Problem: Leave out every picture, and restate word for word only the lines from the one containing "Read all visible content and emit it as JSON." through the end of the material.

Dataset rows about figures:

╭──

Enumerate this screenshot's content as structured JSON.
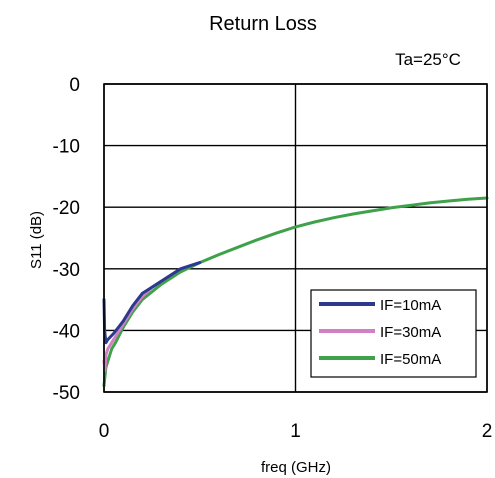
{
  "chart_data": {
    "type": "line",
    "title": "Return Loss",
    "annotation": "Ta=25°C",
    "xlabel": "freq (GHz)",
    "ylabel": "S11 (dB)",
    "xlim": [
      0,
      2
    ],
    "ylim": [
      -50,
      0
    ],
    "x_ticks": [
      "0",
      "1",
      "2"
    ],
    "y_ticks": [
      "0",
      "-10",
      "-20",
      "-30",
      "-40",
      "-50"
    ],
    "x_tick_values": [
      0,
      1,
      2
    ],
    "y_tick_values": [
      0,
      -10,
      -20,
      -30,
      -40,
      -50
    ],
    "grid": true,
    "legend_position": "bottom-right",
    "series": [
      {
        "name": "IF=10mA",
        "color": "#2b3a8f",
        "x": [
          0.0,
          0.003,
          0.01,
          0.02,
          0.05,
          0.1,
          0.15,
          0.2,
          0.25,
          0.3,
          0.4,
          0.5
        ],
        "y": [
          -35,
          -40,
          -42,
          -41.5,
          -40.5,
          -38.5,
          -36,
          -34,
          -33,
          -32,
          -30,
          -29
        ]
      },
      {
        "name": "IF=30mA",
        "color": "#d27fc5",
        "x": [
          0.0,
          0.005,
          0.01,
          0.02,
          0.05,
          0.1,
          0.15,
          0.2,
          0.25,
          0.3,
          0.4,
          0.5
        ],
        "y": [
          -45,
          -46.5,
          -44,
          -43,
          -41.5,
          -39,
          -36.5,
          -34.5,
          -33,
          -32,
          -30,
          -29
        ]
      },
      {
        "name": "IF=50mA",
        "color": "#3fa14a",
        "x": [
          0.0,
          0.003,
          0.01,
          0.02,
          0.04,
          0.06,
          0.1,
          0.15,
          0.2,
          0.3,
          0.4,
          0.5,
          0.6,
          0.7,
          0.8,
          0.9,
          1.0,
          1.1,
          1.2,
          1.3,
          1.4,
          1.5,
          1.6,
          1.7,
          1.8,
          1.9,
          2.0
        ],
        "y": [
          -49,
          -48,
          -46,
          -45,
          -43,
          -42,
          -39.5,
          -37,
          -35,
          -32.5,
          -30.5,
          -29,
          -27.7,
          -26.5,
          -25.3,
          -24.2,
          -23.2,
          -22.4,
          -21.7,
          -21.1,
          -20.6,
          -20.1,
          -19.7,
          -19.3,
          -19.0,
          -18.7,
          -18.5
        ]
      }
    ]
  }
}
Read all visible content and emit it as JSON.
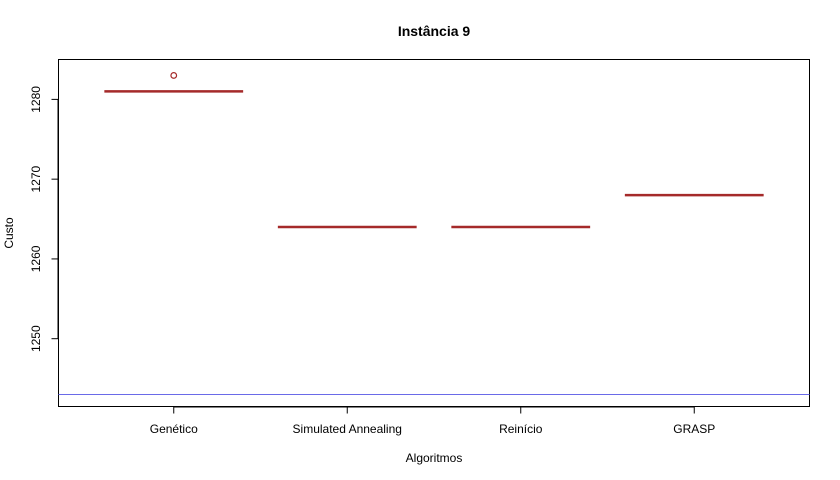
{
  "chart_data": {
    "type": "boxplot",
    "title": "Instância 9",
    "xlabel": "Algoritmos",
    "ylabel": "Custo",
    "categories": [
      "Genético",
      "Simulated Annealing",
      "Reinício",
      "GRASP"
    ],
    "series": [
      {
        "values": [
          1281,
          1264,
          1264,
          1268
        ],
        "outliers": [
          [
            1283
          ],
          [],
          [],
          []
        ]
      }
    ],
    "reference_line": {
      "y": 1243,
      "color": "#6a6ae8"
    },
    "yticks": [
      1250,
      1260,
      1270,
      1280
    ],
    "ylim": [
      1241.5,
      1285
    ],
    "grid": false,
    "colors": {
      "box": "#a52a2a",
      "reference": "#6a6ae8"
    }
  }
}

╰──

Final answer:
Read all visible content and emit it as JSON.
{
  "chart_data": {
    "type": "boxplot",
    "title": "Instância 9",
    "xlabel": "Algoritmos",
    "ylabel": "Custo",
    "categories": [
      "Genético",
      "Simulated Annealing",
      "Reinício",
      "GRASP"
    ],
    "series": [
      {
        "values": [
          1281,
          1264,
          1264,
          1268
        ],
        "outliers": [
          [
            1283
          ],
          [],
          [],
          []
        ]
      }
    ],
    "reference_line": {
      "y": 1243,
      "color": "#6a6ae8"
    },
    "yticks": [
      1250,
      1260,
      1270,
      1280
    ],
    "ylim": [
      1241.5,
      1285
    ],
    "grid": false,
    "colors": {
      "box": "#a52a2a",
      "reference": "#6a6ae8"
    }
  }
}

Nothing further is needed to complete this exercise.